> WORK TO COMPLETE:
Go through the records below line by line, counting those that contain the word "JSON"; answer with the count only.

> EXTRACTED INFORMATION:

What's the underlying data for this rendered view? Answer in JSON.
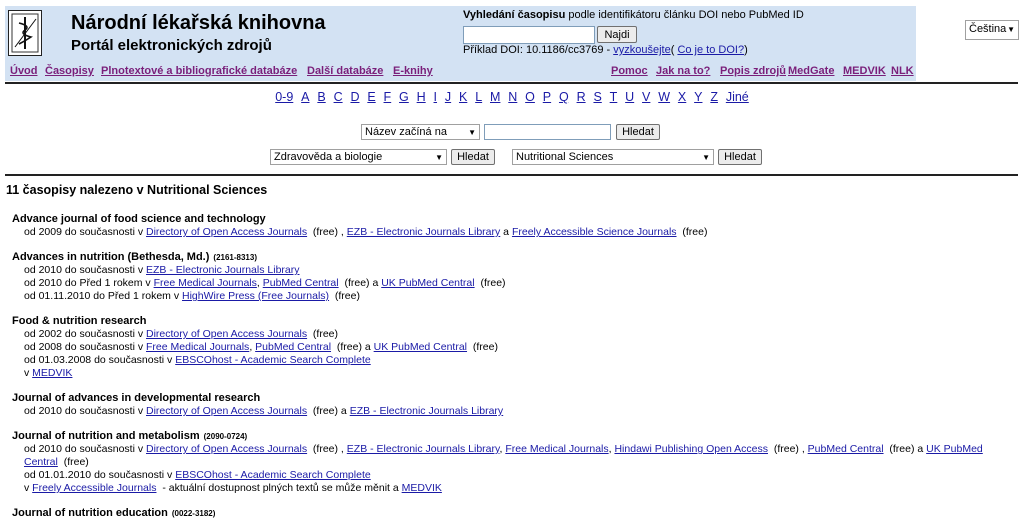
{
  "header": {
    "title": "Národní lékařská knihovna",
    "subtitle": "Portál elektronických zdrojů",
    "search_label_bold": "Vyhledání časopisu",
    "search_label_rest": " podle identifikátoru článku DOI nebo PubMed ID",
    "find_button": "Najdi",
    "doi_example_prefix": "Příklad DOI: 10.1186/cc3769 - ",
    "try_link": "vyzkoušejte",
    "paren_open": "( ",
    "what_doi_link": "Co je to DOI?",
    "paren_close": ")",
    "language": "Čeština"
  },
  "nav": {
    "left": [
      "Úvod",
      "Časopisy",
      "Plnotextové a bibliografické databáze",
      "Další databáze",
      "E-knihy"
    ],
    "right": [
      "Pomoc",
      "Jak na to?",
      "Popis zdrojů",
      "MedGate",
      "MEDVIK",
      "NLK"
    ]
  },
  "alphabet": [
    "0-9",
    "A",
    "B",
    "C",
    "D",
    "E",
    "F",
    "G",
    "H",
    "I",
    "J",
    "K",
    "L",
    "M",
    "N",
    "O",
    "P",
    "Q",
    "R",
    "S",
    "T",
    "U",
    "V",
    "W",
    "X",
    "Y",
    "Z",
    "Jiné"
  ],
  "filters": {
    "name_select": "Název začíná na",
    "search_button": "Hledat",
    "category_select": "Zdravověda a biologie",
    "subcategory_select": "Nutritional Sciences"
  },
  "results_heading": "11 časopisy nalezeno v Nutritional Sciences",
  "journals": [
    {
      "title": "Advance journal of food science and technology",
      "issn": "",
      "lines": [
        [
          {
            "t": "od 2009 do současnosti v "
          },
          {
            "l": "Directory of Open Access Journals"
          },
          {
            "t": "  (free) , "
          },
          {
            "l": "EZB - Electronic Journals Library"
          },
          {
            "t": " a "
          },
          {
            "l": "Freely Accessible Science Journals"
          },
          {
            "t": "  (free)"
          }
        ]
      ]
    },
    {
      "title": "Advances in nutrition (Bethesda, Md.)",
      "issn": "(2161-8313)",
      "lines": [
        [
          {
            "t": "od 2010 do současnosti v "
          },
          {
            "l": "EZB - Electronic Journals Library"
          }
        ],
        [
          {
            "t": "od 2010 do Před 1 rokem v "
          },
          {
            "l": "Free Medical Journals"
          },
          {
            "t": ", "
          },
          {
            "l": "PubMed Central"
          },
          {
            "t": "  (free) a "
          },
          {
            "l": "UK PubMed Central"
          },
          {
            "t": "  (free)"
          }
        ],
        [
          {
            "t": "od 01.11.2010 do Před 1 rokem v "
          },
          {
            "l": "HighWire Press (Free Journals)"
          },
          {
            "t": "  (free)"
          }
        ]
      ]
    },
    {
      "title": "Food & nutrition research",
      "issn": "",
      "lines": [
        [
          {
            "t": "od 2002 do současnosti v "
          },
          {
            "l": "Directory of Open Access Journals"
          },
          {
            "t": "  (free)"
          }
        ],
        [
          {
            "t": "od 2008 do současnosti v "
          },
          {
            "l": "Free Medical Journals"
          },
          {
            "t": ", "
          },
          {
            "l": "PubMed Central"
          },
          {
            "t": "  (free) a "
          },
          {
            "l": "UK PubMed Central"
          },
          {
            "t": "  (free)"
          }
        ],
        [
          {
            "t": "od 01.03.2008 do současnosti v "
          },
          {
            "l": "EBSCOhost - Academic Search Complete"
          }
        ],
        [
          {
            "t": "v "
          },
          {
            "l": "MEDVIK"
          }
        ]
      ]
    },
    {
      "title": "Journal of advances in developmental research",
      "issn": "",
      "lines": [
        [
          {
            "t": "od 2010 do současnosti v "
          },
          {
            "l": "Directory of Open Access Journals"
          },
          {
            "t": "  (free) a "
          },
          {
            "l": "EZB - Electronic Journals Library"
          }
        ]
      ]
    },
    {
      "title": "Journal of nutrition and metabolism",
      "issn": "(2090-0724)",
      "lines": [
        [
          {
            "t": "od 2010 do současnosti v "
          },
          {
            "l": "Directory of Open Access Journals"
          },
          {
            "t": "  (free) , "
          },
          {
            "l": "EZB - Electronic Journals Library"
          },
          {
            "t": ", "
          },
          {
            "l": "Free Medical Journals"
          },
          {
            "t": ", "
          },
          {
            "l": "Hindawi Publishing Open Access"
          },
          {
            "t": "  (free) , "
          },
          {
            "l": "PubMed Central"
          },
          {
            "t": "  (free) a "
          },
          {
            "l": "UK PubMed Central"
          },
          {
            "t": "  (free)"
          }
        ],
        [
          {
            "t": "od 01.01.2010 do současnosti v "
          },
          {
            "l": "EBSCOhost - Academic Search Complete"
          }
        ],
        [
          {
            "t": "v "
          },
          {
            "l": "Freely Accessible Journals"
          },
          {
            "t": "  - aktuální dostupnost plných textů se může měnit a "
          },
          {
            "l": "MEDVIK"
          }
        ]
      ]
    },
    {
      "title": "Journal of nutrition education",
      "issn": "(0022-3182)",
      "lines": []
    }
  ]
}
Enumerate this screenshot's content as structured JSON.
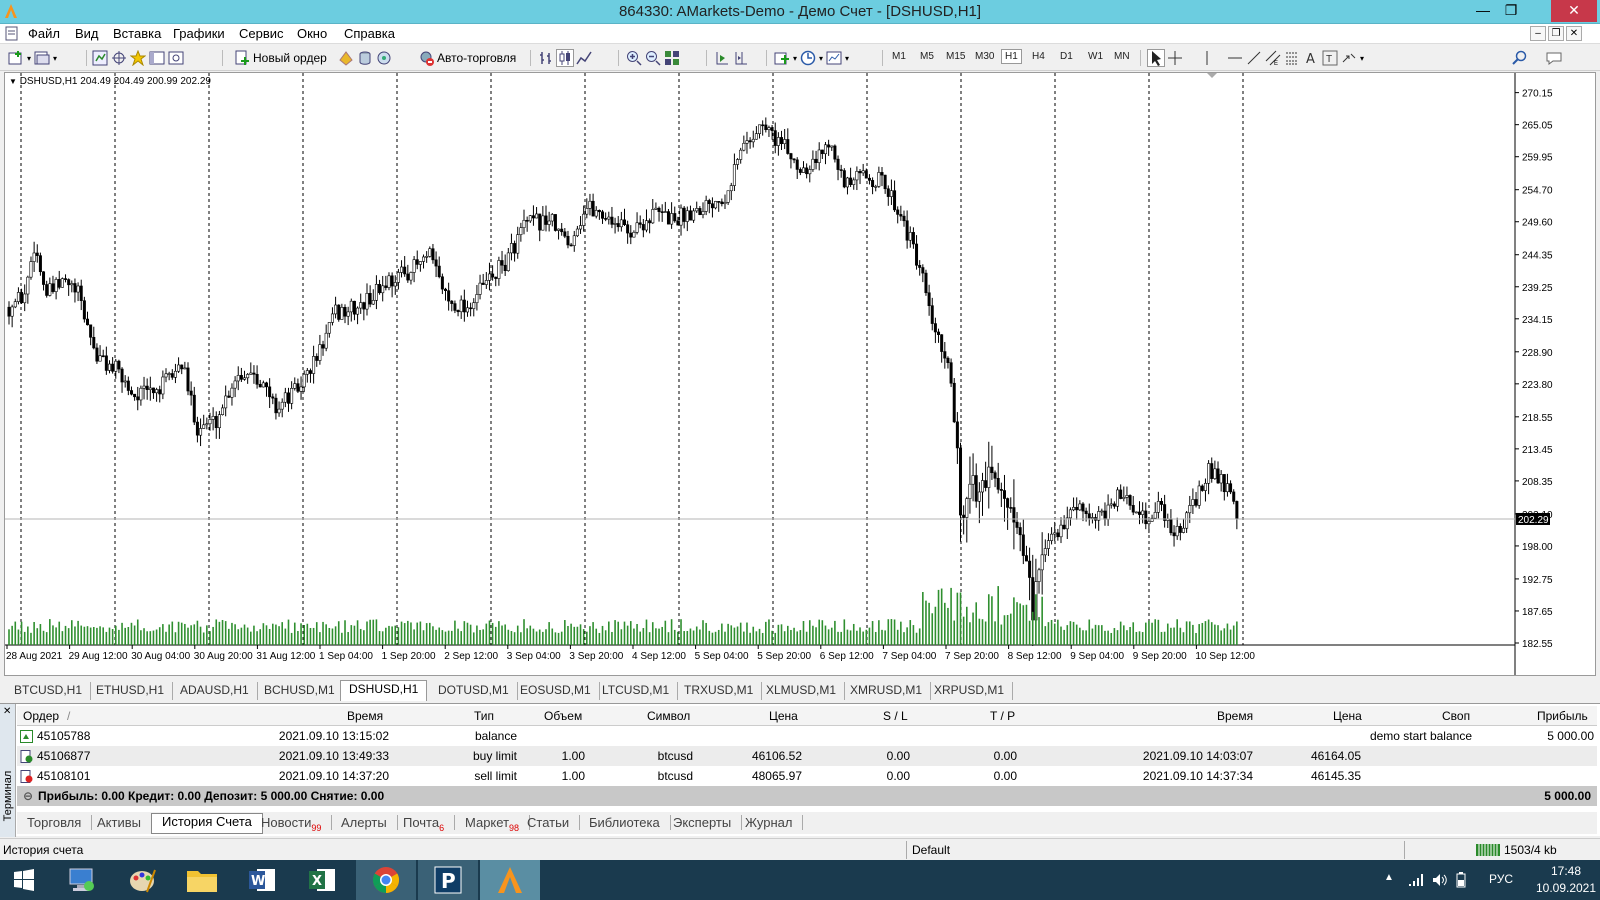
{
  "window": {
    "title": "864330: AMarkets-Demo - Демо Счет - [DSHUSD,H1]"
  },
  "menu": [
    "Файл",
    "Вид",
    "Вставка",
    "Графики",
    "Сервис",
    "Окно",
    "Справка"
  ],
  "toolbar": {
    "new_order": "Новый ордер",
    "autotrade": "Авто-торговля",
    "timeframes": [
      "M1",
      "M5",
      "M15",
      "M30",
      "H1",
      "H4",
      "D1",
      "W1",
      "MN"
    ],
    "active_tf": "H1"
  },
  "chart": {
    "symbol_info": "DSHUSD,H1  204.49 204.49 200.99 202.29",
    "current_price": "202.29"
  },
  "chart_data": {
    "type": "candlestick",
    "symbol": "DSHUSD,H1",
    "y_ticks": [
      270.15,
      265.05,
      259.95,
      254.7,
      249.6,
      244.35,
      239.25,
      234.15,
      228.9,
      223.8,
      218.55,
      213.45,
      208.35,
      203.1,
      198.0,
      192.75,
      187.65,
      182.55
    ],
    "ylim": [
      182.55,
      272
    ],
    "x_ticks": [
      "28 Aug 2021",
      "29 Aug 12:00",
      "30 Aug 04:00",
      "30 Aug 20:00",
      "31 Aug 12:00",
      "1 Sep 04:00",
      "1 Sep 20:00",
      "2 Sep 12:00",
      "3 Sep 04:00",
      "3 Sep 20:00",
      "4 Sep 12:00",
      "5 Sep 04:00",
      "5 Sep 20:00",
      "6 Sep 12:00",
      "7 Sep 04:00",
      "7 Sep 20:00",
      "8 Sep 12:00",
      "9 Sep 04:00",
      "9 Sep 20:00",
      "10 Sep 12:00"
    ],
    "price_path": [
      [
        0,
        236
      ],
      [
        5,
        238
      ],
      [
        8,
        246
      ],
      [
        12,
        238
      ],
      [
        18,
        240
      ],
      [
        22,
        238
      ],
      [
        28,
        228
      ],
      [
        34,
        226
      ],
      [
        40,
        222
      ],
      [
        48,
        223
      ],
      [
        55,
        227
      ],
      [
        60,
        217
      ],
      [
        66,
        218
      ],
      [
        72,
        225
      ],
      [
        78,
        226
      ],
      [
        85,
        220
      ],
      [
        92,
        223
      ],
      [
        98,
        228
      ],
      [
        104,
        235
      ],
      [
        112,
        236
      ],
      [
        120,
        240
      ],
      [
        128,
        242
      ],
      [
        134,
        244
      ],
      [
        140,
        237
      ],
      [
        146,
        236
      ],
      [
        152,
        240
      ],
      [
        158,
        243
      ],
      [
        164,
        249
      ],
      [
        172,
        250
      ],
      [
        178,
        246
      ],
      [
        184,
        252
      ],
      [
        192,
        250
      ],
      [
        198,
        248
      ],
      [
        206,
        251
      ],
      [
        212,
        250
      ],
      [
        220,
        252
      ],
      [
        228,
        254
      ],
      [
        234,
        262
      ],
      [
        240,
        265
      ],
      [
        246,
        262
      ],
      [
        252,
        258
      ],
      [
        258,
        260
      ],
      [
        262,
        263
      ],
      [
        266,
        255
      ],
      [
        272,
        257
      ],
      [
        278,
        256
      ],
      [
        284,
        251
      ],
      [
        290,
        242
      ],
      [
        295,
        232
      ],
      [
        300,
        225
      ],
      [
        303,
        205
      ],
      [
        308,
        207
      ],
      [
        314,
        211
      ],
      [
        318,
        205
      ],
      [
        322,
        200
      ],
      [
        324,
        192
      ],
      [
        326,
        188
      ],
      [
        330,
        198
      ],
      [
        336,
        202
      ],
      [
        342,
        204
      ],
      [
        348,
        203
      ],
      [
        354,
        206
      ],
      [
        360,
        202
      ],
      [
        366,
        204
      ],
      [
        372,
        200
      ],
      [
        378,
        205
      ],
      [
        382,
        210
      ],
      [
        386,
        209
      ],
      [
        390,
        204
      ],
      [
        392,
        202
      ]
    ],
    "last_price": 202.29
  },
  "chart_tabs": [
    "BTCUSD,H1",
    "ETHUSD,H1",
    "ADAUSD,H1",
    "BCHUSD,M1",
    "DSHUSD,H1",
    "DOTUSD,M1",
    "EOSUSD,M1",
    "LTCUSD,M1",
    "TRXUSD,M1",
    "XLMUSD,M1",
    "XMRUSD,M1",
    "XRPUSD,M1"
  ],
  "active_chart_tab": "DSHUSD,H1",
  "history": {
    "columns": [
      "Ордер",
      "/",
      "Время",
      "Тип",
      "Объем",
      "Символ",
      "Цена",
      "S / L",
      "T / P",
      "Время",
      "Цена",
      "Своп",
      "Прибыль"
    ],
    "rows": [
      {
        "order": "45105788",
        "time": "2021.09.10 13:15:02",
        "type": "balance",
        "volume": "",
        "symbol": "",
        "price": "",
        "sl": "",
        "tp": "",
        "time2": "",
        "price2": "",
        "swap": "demo start balance",
        "profit": "5 000.00"
      },
      {
        "order": "45106877",
        "time": "2021.09.10 13:49:33",
        "type": "buy limit",
        "volume": "1.00",
        "symbol": "btcusd",
        "price": "46106.52",
        "sl": "0.00",
        "tp": "0.00",
        "time2": "2021.09.10 14:03:07",
        "price2": "46164.05",
        "swap": "",
        "profit": ""
      },
      {
        "order": "45108101",
        "time": "2021.09.10 14:37:20",
        "type": "sell limit",
        "volume": "1.00",
        "symbol": "btcusd",
        "price": "48065.97",
        "sl": "0.00",
        "tp": "0.00",
        "time2": "2021.09.10 14:37:34",
        "price2": "46145.35",
        "swap": "",
        "profit": ""
      }
    ],
    "summary": "Прибыль: 0.00  Кредит: 0.00  Депозит: 5 000.00  Снятие: 0.00",
    "summary_total": "5 000.00"
  },
  "terminal_label": "Терминал",
  "bottom_tabs": [
    {
      "label": "Торговля",
      "badge": ""
    },
    {
      "label": "Активы",
      "badge": ""
    },
    {
      "label": "История Счета",
      "badge": ""
    },
    {
      "label": "Новости",
      "badge": "99"
    },
    {
      "label": "Алерты",
      "badge": ""
    },
    {
      "label": "Почта",
      "badge": "6"
    },
    {
      "label": "Маркет",
      "badge": "98"
    },
    {
      "label": "Статьи",
      "badge": ""
    },
    {
      "label": "Библиотека",
      "badge": ""
    },
    {
      "label": "Эксперты",
      "badge": ""
    },
    {
      "label": "Журнал",
      "badge": ""
    }
  ],
  "active_bottom_tab": "История Счета",
  "status": {
    "left": "История счета",
    "profile": "Default",
    "traffic": "1503/4 kb"
  },
  "tray": {
    "lang": "РУС",
    "time": "17:48",
    "date": "10.09.2021"
  },
  "colors": {
    "titlebar": "#6ccde0",
    "volume": "#2f8f2f",
    "taskbar": "#1a3a4e",
    "close": "#c7384a"
  }
}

> FULL SOLUTION:
2